Requirement
Locate and copy all lines bearing the word "this".

▬▬▬▬▬▬▬▬▬▬

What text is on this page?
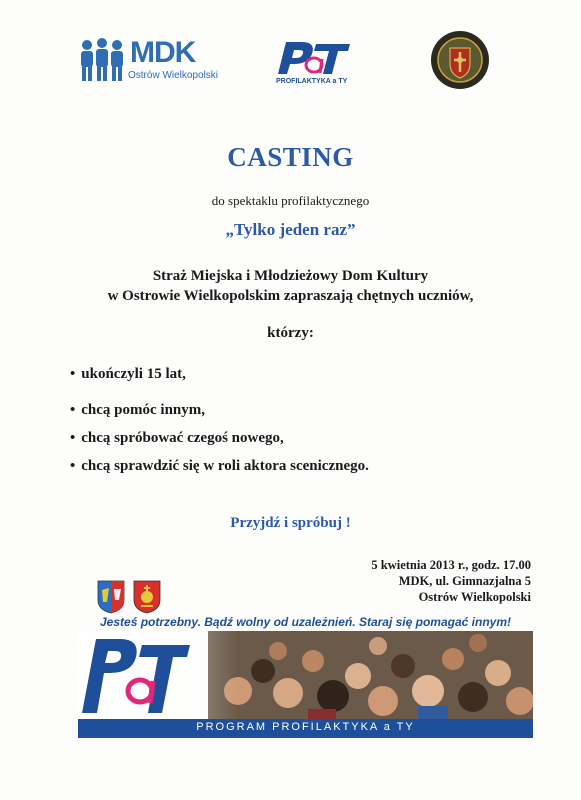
MDK
Ostrów Wielkopolski
PROFILAKTYKA a TY
CASTING
do spektaklu profilaktycznego
„Tylko jeden raz”
Straż Miejska i Młodzieżowy Dom Kultury
w Ostrowie Wielkopolskim zapraszają chętnych uczniów,
którzy:
• ukończyli 15 lat,
• chcą pomóc innym,
• chcą spróbować czegoś nowego,
• chcą sprawdzić się w roli aktora scenicznego.
Przyjdź i spróbuj !
5 kwietnia 2013 r., godz. 17.00
MDK, ul. Gimnazjalna 5
Ostrów Wielkopolski
Jesteś potrzebny. Bądź wolny od uzależnień. Staraj się pomagać innym!
PROGRAM PROFILAKTYKA a TY
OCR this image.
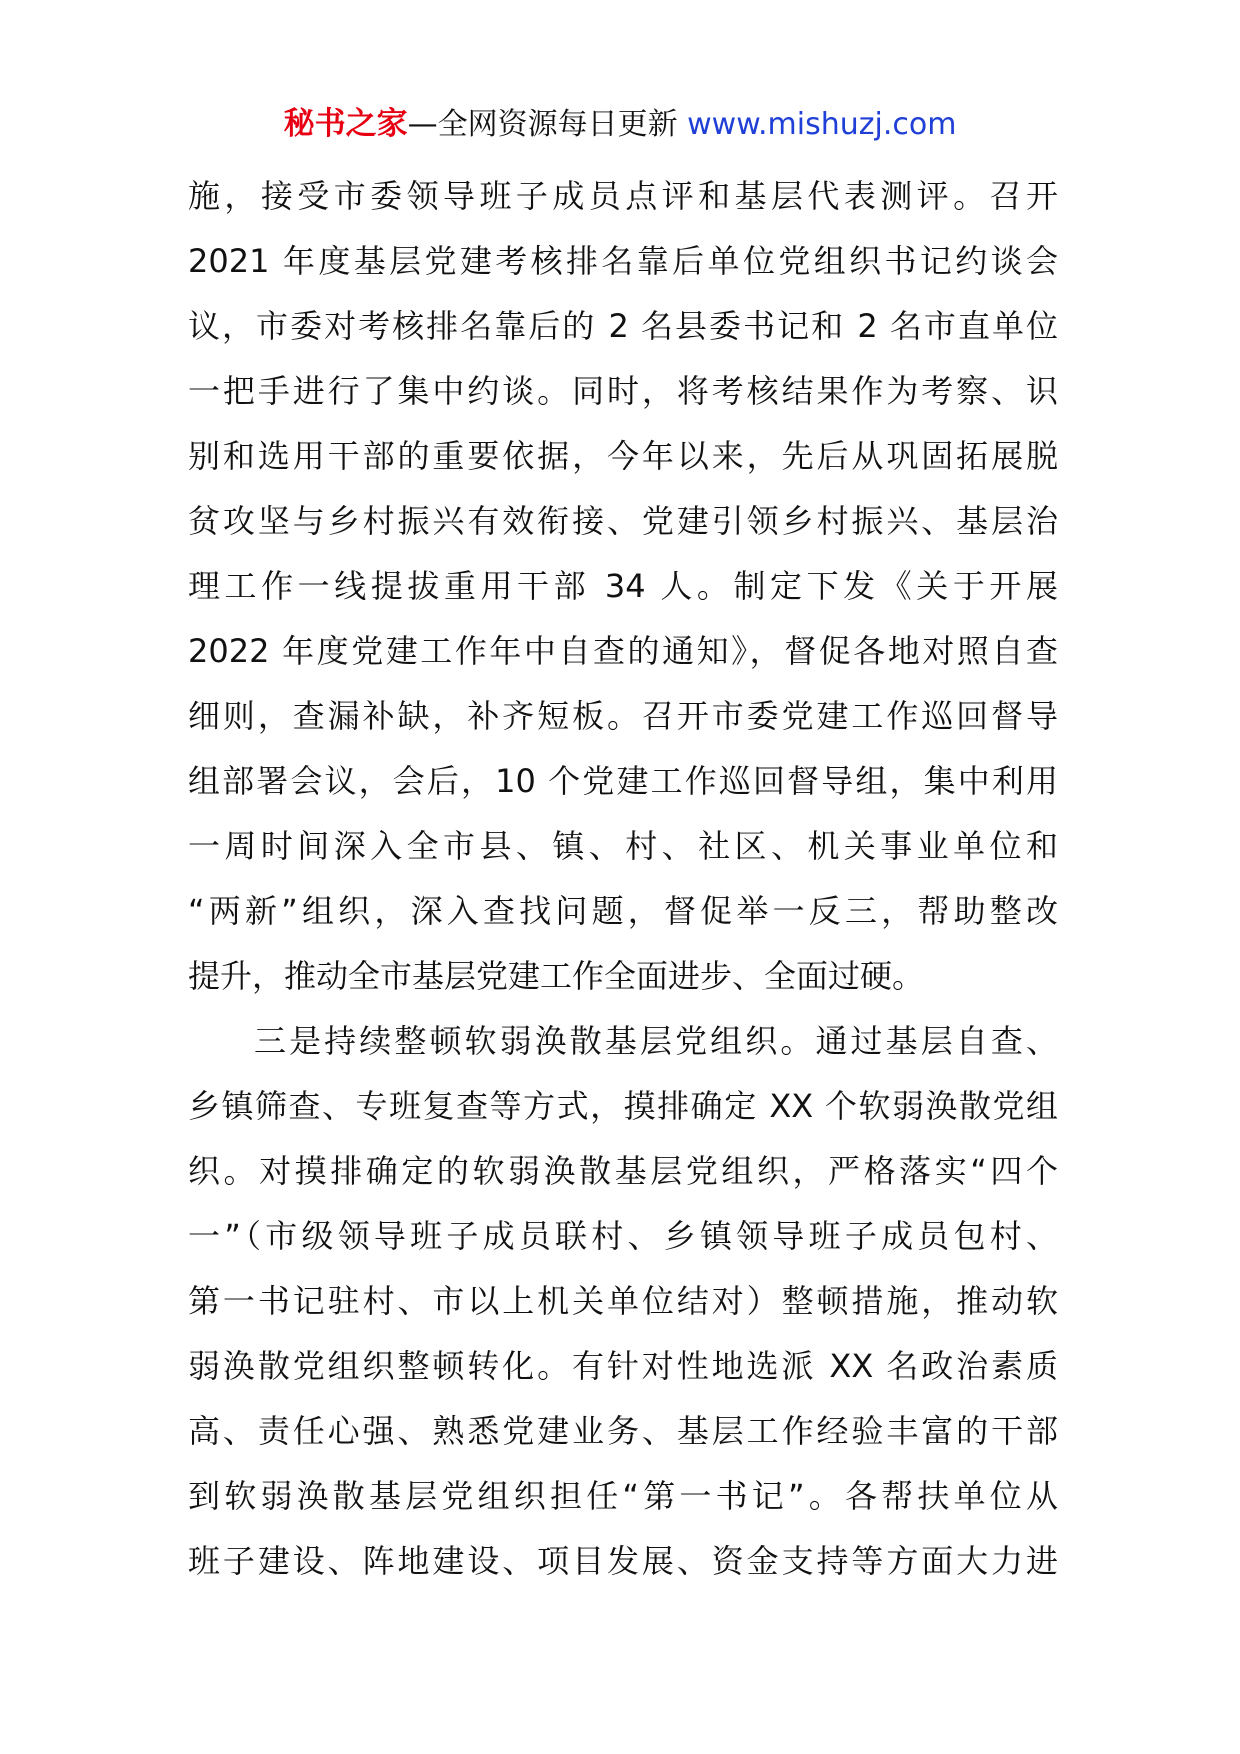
秘书之家—全网资源每日更新 www.mishuzj.com
施，接受市委领导班子成员点评和基层代表测评。召开
2021 年度基层党建考核排名靠后单位党组织书记约谈会
议，市委对考核排名靠后的 2 名县委书记和 2 名市直单位
一把手进行了集中约谈。同时，将考核结果作为考察、识
别和选用干部的重要依据，今年以来，先后从巩固拓展脱
贫攻坚与乡村振兴有效衔接、党建引领乡村振兴、基层治
理工作一线提拔重用干部 34 人。制定下发《关于开展
2022 年度党建工作年中自查的通知》，督促各地对照自查
细则，查漏补缺，补齐短板。召开市委党建工作巡回督导
组部署会议，会后，10 个党建工作巡回督导组，集中利用
一周时间深入全市县、镇、村、社区、机关事业单位和
“两新”组织，深入查找问题，督促举一反三，帮助整改
提升，推动全市基层党建工作全面进步、全面过硬。
三是持续整顿软弱涣散基层党组织。通过基层自查、
乡镇筛查、专班复查等方式，摸排确定 XX 个软弱涣散党组
织。对摸排确定的软弱涣散基层党组织，严格落实“四个
一”（市级领导班子成员联村、乡镇领导班子成员包村、
第一书记驻村、市以上机关单位结对）整顿措施，推动软
弱涣散党组织整顿转化。有针对性地选派 XX 名政治素质
高、责任心强、熟悉党建业务、基层工作经验丰富的干部
到软弱涣散基层党组织担任“第一书记”。各帮扶单位从
班子建设、阵地建设、项目发展、资金支持等方面大力进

▬▬▬▬▬▬▬▬▬▬

Solved exercise
What text is on this page?
OCR this image.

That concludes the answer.